━━ SECTION DU TEXTE ━━

Bulletins de l'Ilec

« L’immatériel fait de plus en plus la valeur des bilans » - Numéro 367

01/11/2005

Entretien avec Simon Parienté, professeur à l’IAE-Toulouse.

Vous définissez le concept de création de valeur comme correspondant à l’excédent de la rentabilité des capitaux investis. Que signifie ce ratio de rentabilité ? De quels capitaux s’agit-il ? A quelles lignes du compte de résultat correspond-il ? (1)

Simon Parienté : Le concept de création de valeur d’un exercice est un capteur d’enrichissement qui mesure l’aptitude des dirigeants d’une entreprise à obtenir du capital investi davantage que ce qu’il coûte. Le principe est simple. Des bailleurs de fonds mettent à disposition de l’entreprise des ressources. Celles-ci ont un prix. Ce coût financier doit être inférieur à ce que rapportent les emplois effectués avec les ressources mises à disposition. Si cela se vérifie, l’entreprise crée de la valeur. Dans le cas contraire, l’activité sociale appauvrit les parties prenantes et l’économie en général. Les principaux capitaux investis par une entreprise sont ceux nécessaires à l’exercice des métiers. Ils correspondent à des investissements stratégiques et à des besoins de gestion (besoins en fonds de roulement) qui varient avec la longueur du cycle d’exploitation. C’est ainsi que l’industrie supporte davantage de contraintes que la grande distribution. De tels capitaux immobilisés sont visibles dans le bilan. Ce qu’ils rapportent sont des soldes de gestion récurrents, tirés du compte de résultat, comme le surplus des produits d’exploitation sur les charges de même nature. La difficulté pratique réside dans l’estimation du coût financier des ressources, afin de relativiser la rentabilité du capital. Il faut notamment estimer une prime de risque, afin de chiffrer la rémunération des actionnaires.

━━━
━━ INFORMATIONS FOURNIES ━━

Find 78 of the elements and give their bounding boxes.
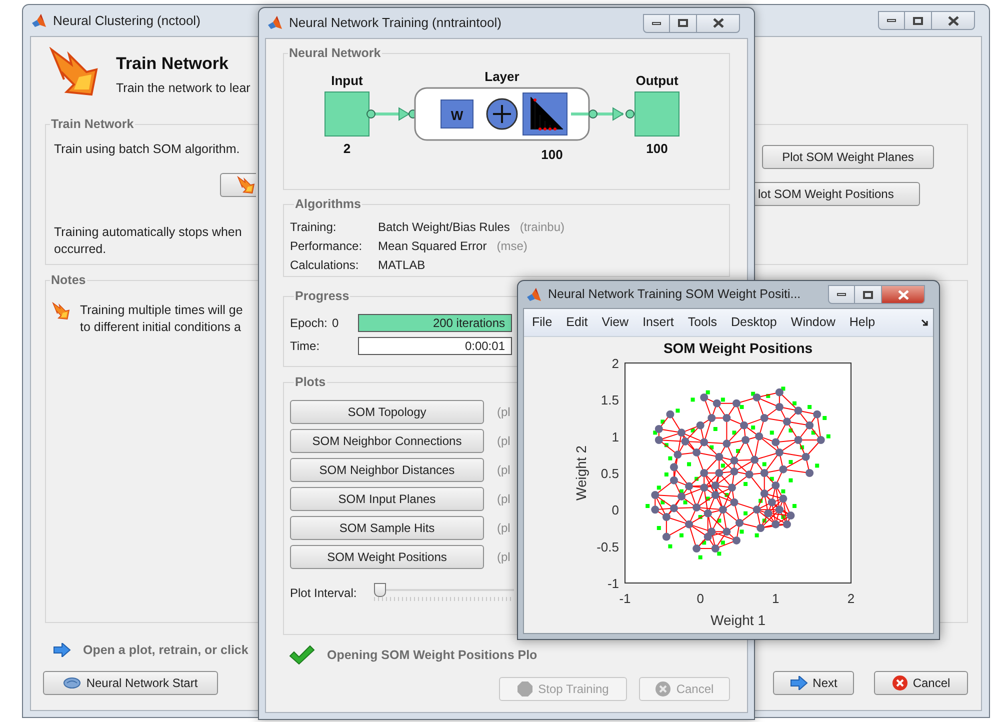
plot-button[interactable]: SOM Topology bbox=[290, 400, 484, 424]
y-tick-label: -1 bbox=[607, 576, 619, 591]
page-subheading: Train the network to lear bbox=[116, 80, 250, 96]
status-text: Opening SOM Weight Positions Plo bbox=[327, 646, 538, 664]
start-button[interactable]: Neural Network Start bbox=[43, 670, 218, 695]
menu-item[interactable]: Desktop bbox=[731, 313, 777, 332]
description-text: Train using batch SOM algorithm. bbox=[54, 140, 241, 158]
plot-hint: (pl bbox=[497, 404, 510, 421]
time-field: 0:00:01 bbox=[358, 336, 512, 355]
algorithm-value: Batch Weight/Bias Rules bbox=[378, 218, 510, 236]
x-tick-label: 2 bbox=[847, 591, 855, 606]
algorithm-value: Mean Squared Error bbox=[378, 238, 487, 255]
y-tick-label: 0 bbox=[612, 502, 619, 518]
layer-size: 100 bbox=[540, 146, 562, 162]
window-title: Neural Network Training SOM Weight Positi... bbox=[548, 286, 801, 304]
group-title: Notes bbox=[50, 272, 87, 289]
output-size: 100 bbox=[646, 140, 668, 156]
input-size: 2 bbox=[342, 140, 350, 156]
menu-item[interactable]: Window bbox=[790, 313, 836, 332]
y-axis-label: Weight 2 bbox=[573, 446, 589, 500]
weight-label: W bbox=[450, 108, 463, 123]
plot-button[interactable]: SOM Input Planes bbox=[290, 486, 484, 511]
next-button[interactable]: Next bbox=[773, 670, 854, 695]
layer-label: Layer bbox=[484, 68, 519, 84]
progress-label: Time: bbox=[290, 338, 321, 355]
plot-button[interactable]: Plot SOM Weight Planes bbox=[762, 144, 934, 169]
plot-hint: (pl bbox=[497, 490, 510, 508]
menu-item[interactable]: File bbox=[532, 313, 552, 332]
menu-item[interactable]: Edit bbox=[566, 313, 588, 332]
chart-title: SOM Weight Positions bbox=[663, 340, 813, 356]
plot-button[interactable]: SOM Neighbor Connections bbox=[290, 428, 484, 453]
progress-reading: 200 iterations bbox=[432, 314, 505, 331]
input-label: Input bbox=[330, 72, 362, 88]
note-text: to different initial conditions a bbox=[80, 318, 242, 336]
algorithm-code: (mse) bbox=[496, 238, 528, 255]
group-title: Neural Network bbox=[288, 45, 382, 62]
output-label: Output bbox=[635, 72, 678, 88]
y-tick-label: 2 bbox=[612, 356, 619, 371]
page-heading: Train Network bbox=[116, 53, 230, 75]
plot-button[interactable]: SOM Neighbor Distances bbox=[290, 458, 484, 482]
algorithm-code: (trainbu) bbox=[520, 218, 565, 236]
window-title: Neural Network Training (nntraintool) bbox=[289, 14, 502, 32]
x-tick-label: 0 bbox=[696, 591, 704, 606]
plot-hint: (pl bbox=[497, 462, 510, 479]
y-tick-label: 1 bbox=[612, 429, 619, 444]
plot-hint: (pl bbox=[497, 548, 510, 566]
info-text: occurred. bbox=[54, 240, 108, 258]
algorithm-value: MATLAB bbox=[378, 256, 426, 274]
x-axis-label: Weight 1 bbox=[710, 612, 766, 628]
x-tick-label: 1 bbox=[772, 591, 780, 606]
window-title: Neural Clustering (nctool) bbox=[53, 12, 200, 30]
y-tick-label: 0.5 bbox=[600, 466, 619, 481]
info-text: Training automatically stops when bbox=[54, 224, 243, 240]
group-title: Progress bbox=[294, 288, 350, 305]
group-title: Train Network bbox=[50, 116, 135, 133]
hint-text: Open a plot, retrain, or click bbox=[83, 642, 248, 659]
algorithm-label: Calculations: bbox=[290, 256, 360, 274]
plot-hint: (pl bbox=[497, 432, 510, 450]
x-tick-label: -1 bbox=[619, 591, 631, 606]
algorithm-label: Performance: bbox=[290, 238, 364, 255]
y-tick-label: 1.5 bbox=[600, 392, 619, 408]
plot-button[interactable]: SOM Weight Positions bbox=[290, 544, 484, 569]
menu-item[interactable]: View bbox=[602, 313, 629, 332]
y-tick-label: -0.5 bbox=[596, 539, 619, 554]
plot-button[interactable]: lot SOM Weight Positions bbox=[754, 182, 920, 206]
algorithm-label: Training: bbox=[290, 218, 338, 236]
menu-item[interactable]: Insert bbox=[642, 313, 674, 332]
plot-button[interactable]: SOM Sample Hits bbox=[290, 516, 484, 540]
plot-hint: (pl bbox=[497, 520, 510, 537]
progress-label: Epoch: bbox=[290, 314, 328, 332]
menu-item[interactable]: Tools bbox=[688, 313, 718, 332]
progress-start: 0 bbox=[332, 316, 339, 330]
note-text: Training multiple times will ge bbox=[80, 302, 243, 319]
menu-item[interactable]: Help bbox=[849, 313, 876, 332]
slider-label: Plot Interval: bbox=[290, 584, 358, 602]
group-title: Plots bbox=[294, 374, 327, 391]
cancel-button[interactable]: Cancel bbox=[874, 670, 968, 695]
group-title: Algorithms bbox=[294, 196, 362, 213]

━━━

TRAVAIL À RÉALISER
[A] Recopiez le passage de l'entretien sur la création de valeur qui va de « Bulletins de l'Ilec » à « résultat correspond-il ? (1) », en changeant « capitaux investis » en « fonds engagés ».
[B] D'après l'entretien sur la création de valeur, dans quoi réside la difficulté pratique du calcul ?
Les enregistrements forment un matériau distinct de l'entretien sur la création de valeur.

RÉSULTATS DE L'EXERCICE
[A]
Bulletins de l'Ilec

« L’immatériel fait de plus en plus la valeur des bilans » - Numéro 367

01/11/2005

Entretien avec Simon Parienté, professeur à l’IAE-Toulouse.

Vous définissez le concept de création de valeur comme correspondant à l’excédent de la rentabilité des fonds engagés. Que signifie ce ratio de rentabilité ? De quels capitaux s’agit-il ? A quelles lignes du compte de résultat correspond-il ? (1)

[B] Elle réside dans l'estimation du coût financier des ressources, afin de relativiser la rentabilité du capital.